# Exercise brief:
Copy out, unchanged, every line of the items from the very beginning through the line containing "- value-cell: 60.27b: [307, 212, 348, 227]", including that line.

# Data extract:
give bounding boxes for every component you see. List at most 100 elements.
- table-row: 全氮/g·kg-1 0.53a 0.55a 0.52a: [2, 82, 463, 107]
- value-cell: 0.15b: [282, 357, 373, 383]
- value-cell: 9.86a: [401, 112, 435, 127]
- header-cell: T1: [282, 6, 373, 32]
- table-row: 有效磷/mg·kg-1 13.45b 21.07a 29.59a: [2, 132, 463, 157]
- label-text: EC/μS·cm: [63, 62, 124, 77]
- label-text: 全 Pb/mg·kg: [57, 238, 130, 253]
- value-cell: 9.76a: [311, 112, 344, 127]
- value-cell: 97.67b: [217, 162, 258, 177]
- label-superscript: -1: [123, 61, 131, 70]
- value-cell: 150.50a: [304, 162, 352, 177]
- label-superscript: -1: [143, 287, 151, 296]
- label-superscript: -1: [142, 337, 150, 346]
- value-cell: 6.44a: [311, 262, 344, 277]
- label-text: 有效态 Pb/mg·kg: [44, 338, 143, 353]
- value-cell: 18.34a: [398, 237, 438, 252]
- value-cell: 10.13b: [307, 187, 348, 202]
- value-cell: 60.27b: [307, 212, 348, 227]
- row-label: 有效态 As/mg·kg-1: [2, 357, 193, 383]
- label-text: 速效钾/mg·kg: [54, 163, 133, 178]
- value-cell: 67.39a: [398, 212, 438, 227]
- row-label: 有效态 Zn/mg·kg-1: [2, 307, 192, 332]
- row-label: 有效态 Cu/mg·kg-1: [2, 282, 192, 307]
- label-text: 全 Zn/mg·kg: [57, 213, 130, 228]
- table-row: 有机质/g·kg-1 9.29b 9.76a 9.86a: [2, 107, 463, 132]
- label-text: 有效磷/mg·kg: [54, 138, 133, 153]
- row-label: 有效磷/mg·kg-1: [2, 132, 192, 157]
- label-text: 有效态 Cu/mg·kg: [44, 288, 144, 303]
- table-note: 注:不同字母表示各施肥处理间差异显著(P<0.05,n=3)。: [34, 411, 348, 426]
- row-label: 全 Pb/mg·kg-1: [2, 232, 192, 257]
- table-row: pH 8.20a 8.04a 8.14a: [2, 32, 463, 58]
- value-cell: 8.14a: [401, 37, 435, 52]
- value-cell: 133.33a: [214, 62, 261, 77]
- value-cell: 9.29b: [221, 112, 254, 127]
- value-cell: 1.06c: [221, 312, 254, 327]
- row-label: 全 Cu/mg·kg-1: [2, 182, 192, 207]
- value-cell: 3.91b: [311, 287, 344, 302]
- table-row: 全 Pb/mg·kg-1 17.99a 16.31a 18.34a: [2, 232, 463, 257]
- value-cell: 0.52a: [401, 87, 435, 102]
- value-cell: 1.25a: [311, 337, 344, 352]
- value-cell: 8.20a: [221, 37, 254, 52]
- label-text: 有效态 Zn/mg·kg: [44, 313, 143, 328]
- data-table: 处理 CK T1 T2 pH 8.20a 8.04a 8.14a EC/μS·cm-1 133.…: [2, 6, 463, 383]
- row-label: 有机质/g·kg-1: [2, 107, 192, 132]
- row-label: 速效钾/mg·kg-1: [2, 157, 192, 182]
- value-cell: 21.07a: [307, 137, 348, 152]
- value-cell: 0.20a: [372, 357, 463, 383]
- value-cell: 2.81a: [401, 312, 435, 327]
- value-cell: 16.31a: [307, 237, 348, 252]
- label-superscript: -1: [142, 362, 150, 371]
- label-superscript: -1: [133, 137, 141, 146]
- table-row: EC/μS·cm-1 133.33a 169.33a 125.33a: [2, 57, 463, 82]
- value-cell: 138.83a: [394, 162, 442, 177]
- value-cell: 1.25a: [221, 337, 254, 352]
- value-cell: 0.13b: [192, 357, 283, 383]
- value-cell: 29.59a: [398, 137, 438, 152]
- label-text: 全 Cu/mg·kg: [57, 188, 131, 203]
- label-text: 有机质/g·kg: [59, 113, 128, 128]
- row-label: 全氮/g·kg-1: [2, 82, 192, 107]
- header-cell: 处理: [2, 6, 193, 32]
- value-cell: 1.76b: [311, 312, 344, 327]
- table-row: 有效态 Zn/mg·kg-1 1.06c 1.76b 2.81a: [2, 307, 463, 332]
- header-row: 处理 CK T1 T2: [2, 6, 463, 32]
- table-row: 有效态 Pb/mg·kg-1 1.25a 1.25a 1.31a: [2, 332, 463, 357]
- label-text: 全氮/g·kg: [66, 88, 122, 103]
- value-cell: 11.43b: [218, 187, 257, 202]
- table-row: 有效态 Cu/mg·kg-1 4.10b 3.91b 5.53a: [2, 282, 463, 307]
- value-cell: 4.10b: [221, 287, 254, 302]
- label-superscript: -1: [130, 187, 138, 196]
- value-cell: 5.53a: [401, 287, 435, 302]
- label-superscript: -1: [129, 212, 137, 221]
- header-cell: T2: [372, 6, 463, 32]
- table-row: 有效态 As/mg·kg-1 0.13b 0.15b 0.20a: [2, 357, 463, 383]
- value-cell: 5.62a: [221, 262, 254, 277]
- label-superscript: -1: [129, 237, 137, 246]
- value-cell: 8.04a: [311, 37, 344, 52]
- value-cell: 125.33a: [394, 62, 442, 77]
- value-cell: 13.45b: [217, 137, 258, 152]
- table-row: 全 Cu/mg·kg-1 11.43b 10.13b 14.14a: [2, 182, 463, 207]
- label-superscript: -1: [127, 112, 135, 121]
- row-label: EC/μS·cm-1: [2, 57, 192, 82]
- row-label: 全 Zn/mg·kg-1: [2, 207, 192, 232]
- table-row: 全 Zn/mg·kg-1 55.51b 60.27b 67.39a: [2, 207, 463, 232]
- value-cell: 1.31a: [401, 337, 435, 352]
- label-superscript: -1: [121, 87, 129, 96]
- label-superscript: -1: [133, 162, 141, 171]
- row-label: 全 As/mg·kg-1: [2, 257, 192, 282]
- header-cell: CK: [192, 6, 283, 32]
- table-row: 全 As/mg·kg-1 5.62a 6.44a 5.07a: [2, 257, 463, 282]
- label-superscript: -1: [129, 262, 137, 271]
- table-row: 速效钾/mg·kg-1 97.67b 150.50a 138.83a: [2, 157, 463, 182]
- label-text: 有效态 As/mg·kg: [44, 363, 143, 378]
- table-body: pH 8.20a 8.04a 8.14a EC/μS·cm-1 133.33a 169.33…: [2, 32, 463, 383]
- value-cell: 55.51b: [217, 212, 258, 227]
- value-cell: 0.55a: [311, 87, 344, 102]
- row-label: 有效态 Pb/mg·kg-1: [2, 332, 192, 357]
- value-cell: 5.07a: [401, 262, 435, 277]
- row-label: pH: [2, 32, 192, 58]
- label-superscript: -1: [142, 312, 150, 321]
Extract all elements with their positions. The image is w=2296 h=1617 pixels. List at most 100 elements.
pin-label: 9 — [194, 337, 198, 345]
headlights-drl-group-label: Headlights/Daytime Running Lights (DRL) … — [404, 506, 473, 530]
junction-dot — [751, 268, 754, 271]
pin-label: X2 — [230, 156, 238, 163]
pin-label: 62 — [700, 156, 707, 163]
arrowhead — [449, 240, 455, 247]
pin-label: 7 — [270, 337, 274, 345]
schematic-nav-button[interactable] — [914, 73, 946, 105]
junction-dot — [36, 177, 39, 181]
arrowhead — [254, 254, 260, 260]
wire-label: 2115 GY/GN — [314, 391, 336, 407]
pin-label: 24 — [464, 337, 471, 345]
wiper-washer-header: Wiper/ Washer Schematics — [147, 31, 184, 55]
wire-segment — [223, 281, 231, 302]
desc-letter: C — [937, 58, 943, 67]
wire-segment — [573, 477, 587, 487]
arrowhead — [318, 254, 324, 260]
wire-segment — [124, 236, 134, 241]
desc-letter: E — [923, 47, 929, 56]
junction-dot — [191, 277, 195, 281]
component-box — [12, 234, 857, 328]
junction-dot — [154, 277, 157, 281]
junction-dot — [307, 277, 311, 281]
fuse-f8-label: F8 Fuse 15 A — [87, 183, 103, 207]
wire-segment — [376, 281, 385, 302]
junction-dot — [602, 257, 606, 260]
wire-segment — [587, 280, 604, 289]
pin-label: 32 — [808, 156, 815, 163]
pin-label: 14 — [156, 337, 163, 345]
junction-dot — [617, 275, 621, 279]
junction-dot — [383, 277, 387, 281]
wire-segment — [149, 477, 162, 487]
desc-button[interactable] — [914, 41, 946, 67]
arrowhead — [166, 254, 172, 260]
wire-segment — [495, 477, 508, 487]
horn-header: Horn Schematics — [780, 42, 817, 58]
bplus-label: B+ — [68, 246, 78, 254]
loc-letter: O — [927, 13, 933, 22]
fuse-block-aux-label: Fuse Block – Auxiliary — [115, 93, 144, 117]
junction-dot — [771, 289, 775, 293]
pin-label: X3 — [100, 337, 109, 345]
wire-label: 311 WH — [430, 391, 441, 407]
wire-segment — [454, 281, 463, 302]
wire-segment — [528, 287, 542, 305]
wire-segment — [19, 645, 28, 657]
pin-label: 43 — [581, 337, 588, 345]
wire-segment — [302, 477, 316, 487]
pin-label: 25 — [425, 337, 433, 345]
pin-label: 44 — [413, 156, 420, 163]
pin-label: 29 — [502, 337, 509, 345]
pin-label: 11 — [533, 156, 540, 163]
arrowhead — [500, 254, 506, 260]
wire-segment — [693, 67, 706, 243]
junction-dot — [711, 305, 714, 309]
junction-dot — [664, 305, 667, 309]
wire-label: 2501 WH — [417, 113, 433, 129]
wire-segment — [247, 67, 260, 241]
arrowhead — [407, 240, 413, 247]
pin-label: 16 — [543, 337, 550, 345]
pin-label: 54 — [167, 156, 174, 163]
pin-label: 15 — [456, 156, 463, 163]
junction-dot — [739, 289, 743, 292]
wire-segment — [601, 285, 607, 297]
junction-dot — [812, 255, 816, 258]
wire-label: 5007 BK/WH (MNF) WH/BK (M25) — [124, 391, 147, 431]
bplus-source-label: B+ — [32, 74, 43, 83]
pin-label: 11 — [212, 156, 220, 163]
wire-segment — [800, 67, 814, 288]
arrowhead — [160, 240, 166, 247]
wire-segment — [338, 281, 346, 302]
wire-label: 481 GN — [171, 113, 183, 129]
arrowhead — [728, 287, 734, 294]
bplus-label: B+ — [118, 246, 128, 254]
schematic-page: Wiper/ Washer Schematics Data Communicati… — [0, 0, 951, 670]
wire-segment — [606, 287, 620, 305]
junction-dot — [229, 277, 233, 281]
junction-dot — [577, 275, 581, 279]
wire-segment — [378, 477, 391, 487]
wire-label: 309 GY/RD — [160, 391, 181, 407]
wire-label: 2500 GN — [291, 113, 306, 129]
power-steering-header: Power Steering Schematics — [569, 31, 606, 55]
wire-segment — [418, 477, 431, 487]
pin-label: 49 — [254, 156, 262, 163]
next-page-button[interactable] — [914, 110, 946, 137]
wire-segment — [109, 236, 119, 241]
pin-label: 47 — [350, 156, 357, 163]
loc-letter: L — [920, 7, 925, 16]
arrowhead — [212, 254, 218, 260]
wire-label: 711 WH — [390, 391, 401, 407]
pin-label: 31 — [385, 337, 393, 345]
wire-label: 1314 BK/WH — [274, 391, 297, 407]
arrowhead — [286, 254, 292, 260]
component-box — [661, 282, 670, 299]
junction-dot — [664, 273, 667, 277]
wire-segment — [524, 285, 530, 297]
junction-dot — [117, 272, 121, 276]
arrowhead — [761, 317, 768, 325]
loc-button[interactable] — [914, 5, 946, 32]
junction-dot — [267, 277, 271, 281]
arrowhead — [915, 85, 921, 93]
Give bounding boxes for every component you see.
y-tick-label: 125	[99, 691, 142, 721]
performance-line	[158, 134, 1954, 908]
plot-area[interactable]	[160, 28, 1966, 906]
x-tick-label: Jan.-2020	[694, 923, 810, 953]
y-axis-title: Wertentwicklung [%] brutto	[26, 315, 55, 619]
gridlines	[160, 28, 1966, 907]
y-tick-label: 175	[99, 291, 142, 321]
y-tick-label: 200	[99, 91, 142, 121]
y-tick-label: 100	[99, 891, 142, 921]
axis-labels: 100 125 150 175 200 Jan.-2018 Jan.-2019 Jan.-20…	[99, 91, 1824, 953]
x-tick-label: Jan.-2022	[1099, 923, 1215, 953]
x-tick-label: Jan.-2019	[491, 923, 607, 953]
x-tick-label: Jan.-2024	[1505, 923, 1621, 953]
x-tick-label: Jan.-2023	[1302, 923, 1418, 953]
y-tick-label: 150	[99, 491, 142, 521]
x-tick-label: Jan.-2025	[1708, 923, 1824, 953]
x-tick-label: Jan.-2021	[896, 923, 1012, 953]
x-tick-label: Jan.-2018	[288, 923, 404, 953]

# Written response:
give bounding boxes for every component you see. List at most 100 elements.
- table-row: 全氮/g·kg-1 0.53a 0.55a 0.52a: [2, 82, 463, 107]
- value-cell: 0.15b: [282, 357, 373, 383]
- value-cell: 9.86a: [401, 112, 435, 127]
- header-cell: T1: [282, 6, 373, 32]
- table-row: 有效磷/mg·kg-1 13.45b 21.07a 29.59a: [2, 132, 463, 157]
- label-text: EC/μS·cm: [63, 62, 124, 77]
- label-text: 全 Pb/mg·kg: [57, 238, 130, 253]
- value-cell: 9.76a: [311, 112, 344, 127]
- value-cell: 97.67b: [217, 162, 258, 177]
- label-superscript: -1: [123, 61, 131, 70]
- value-cell: 150.50a: [304, 162, 352, 177]
- label-superscript: -1: [143, 287, 151, 296]
- label-superscript: -1: [142, 337, 150, 346]
- value-cell: 6.44a: [311, 262, 344, 277]
- label-text: 有效态 Pb/mg·kg: [44, 338, 143, 353]
- value-cell: 18.34a: [398, 237, 438, 252]
- value-cell: 10.13b: [307, 187, 348, 202]
- value-cell: 60.27b: [307, 212, 348, 227]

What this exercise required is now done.